===== Items =====

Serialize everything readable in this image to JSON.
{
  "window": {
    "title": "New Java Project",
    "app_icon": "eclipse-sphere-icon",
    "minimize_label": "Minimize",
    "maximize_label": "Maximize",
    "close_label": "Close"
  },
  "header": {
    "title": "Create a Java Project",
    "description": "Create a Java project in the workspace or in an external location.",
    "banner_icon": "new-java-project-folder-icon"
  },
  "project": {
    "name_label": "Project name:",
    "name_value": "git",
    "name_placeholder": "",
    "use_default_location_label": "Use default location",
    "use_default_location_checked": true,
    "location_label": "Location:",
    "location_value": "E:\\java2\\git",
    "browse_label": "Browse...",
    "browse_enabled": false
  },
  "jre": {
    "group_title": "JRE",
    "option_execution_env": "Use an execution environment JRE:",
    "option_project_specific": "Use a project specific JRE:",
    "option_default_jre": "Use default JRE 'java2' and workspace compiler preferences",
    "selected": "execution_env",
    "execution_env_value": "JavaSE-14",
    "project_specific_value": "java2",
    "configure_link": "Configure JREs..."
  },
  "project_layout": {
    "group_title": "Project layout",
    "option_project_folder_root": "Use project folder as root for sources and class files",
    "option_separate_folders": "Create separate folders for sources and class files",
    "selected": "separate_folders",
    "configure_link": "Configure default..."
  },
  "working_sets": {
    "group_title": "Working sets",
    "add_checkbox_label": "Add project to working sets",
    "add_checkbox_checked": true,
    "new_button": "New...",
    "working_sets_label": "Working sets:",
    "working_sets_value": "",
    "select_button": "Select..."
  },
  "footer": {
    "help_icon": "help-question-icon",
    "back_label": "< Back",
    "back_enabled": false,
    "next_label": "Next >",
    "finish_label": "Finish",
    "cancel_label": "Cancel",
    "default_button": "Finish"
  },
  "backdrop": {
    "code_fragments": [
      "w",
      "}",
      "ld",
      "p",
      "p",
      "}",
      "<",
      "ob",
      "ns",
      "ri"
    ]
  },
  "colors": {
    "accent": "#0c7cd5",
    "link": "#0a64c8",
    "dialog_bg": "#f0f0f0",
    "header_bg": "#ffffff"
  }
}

=====

### [Problem to solve]
Take the lines above and print them exactly.

### [Output]
Serialize everything readable in this image to JSON.
{
  "window": {
    "title": "New Java Project",
    "app_icon": "eclipse-sphere-icon",
    "minimize_label": "Minimize",
    "maximize_label": "Maximize",
    "close_label": "Close"
  },
  "header": {
    "title": "Create a Java Project",
    "description": "Create a Java project in the workspace or in an external location.",
    "banner_icon": "new-java-project-folder-icon"
  },
  "project": {
    "name_label": "Project name:",
    "name_value": "git",
    "name_placeholder": "",
    "use_default_location_label": "Use default location",
    "use_default_location_checked": true,
    "location_label": "Location:",
    "location_value": "E:\\java2\\git",
    "browse_label": "Browse...",
    "browse_enabled": false
  },
  "jre": {
    "group_title": "JRE",
    "option_execution_env": "Use an execution environment JRE:",
    "option_project_specific": "Use a project specific JRE:",
    "option_default_jre": "Use default JRE 'java2' and workspace compiler preferences",
    "selected": "execution_env",
    "execution_env_value": "JavaSE-14",
    "project_specific_value": "java2",
    "configure_link": "Configure JREs..."
  },
  "project_layout": {
    "group_title": "Project layout",
    "option_project_folder_root": "Use project folder as root for sources and class files",
    "option_separate_folders": "Create separate folders for sources and class files",
    "selected": "separate_folders",
    "configure_link": "Configure default..."
  },
  "working_sets": {
    "group_title": "Working sets",
    "add_checkbox_label": "Add project to working sets",
    "add_checkbox_checked": true,
    "new_button": "New...",
    "working_sets_label": "Working sets:",
    "working_sets_value": "",
    "select_button": "Select..."
  },
  "footer": {
    "help_icon": "help-question-icon",
    "back_label": "< Back",
    "back_enabled": false,
    "next_label": "Next >",
    "finish_label": "Finish",
    "cancel_label": "Cancel",
    "default_button": "Finish"
  },
  "backdrop": {
    "code_fragments": [
      "w",
      "}",
      "ld",
      "p",
      "p",
      "}",
      "<",
      "ob",
      "ns",
      "ri"
    ]
  },
  "colors": {
    "accent": "#0c7cd5",
    "link": "#0a64c8",
    "dialog_bg": "#f0f0f0",
    "header_bg": "#ffffff"
  }
}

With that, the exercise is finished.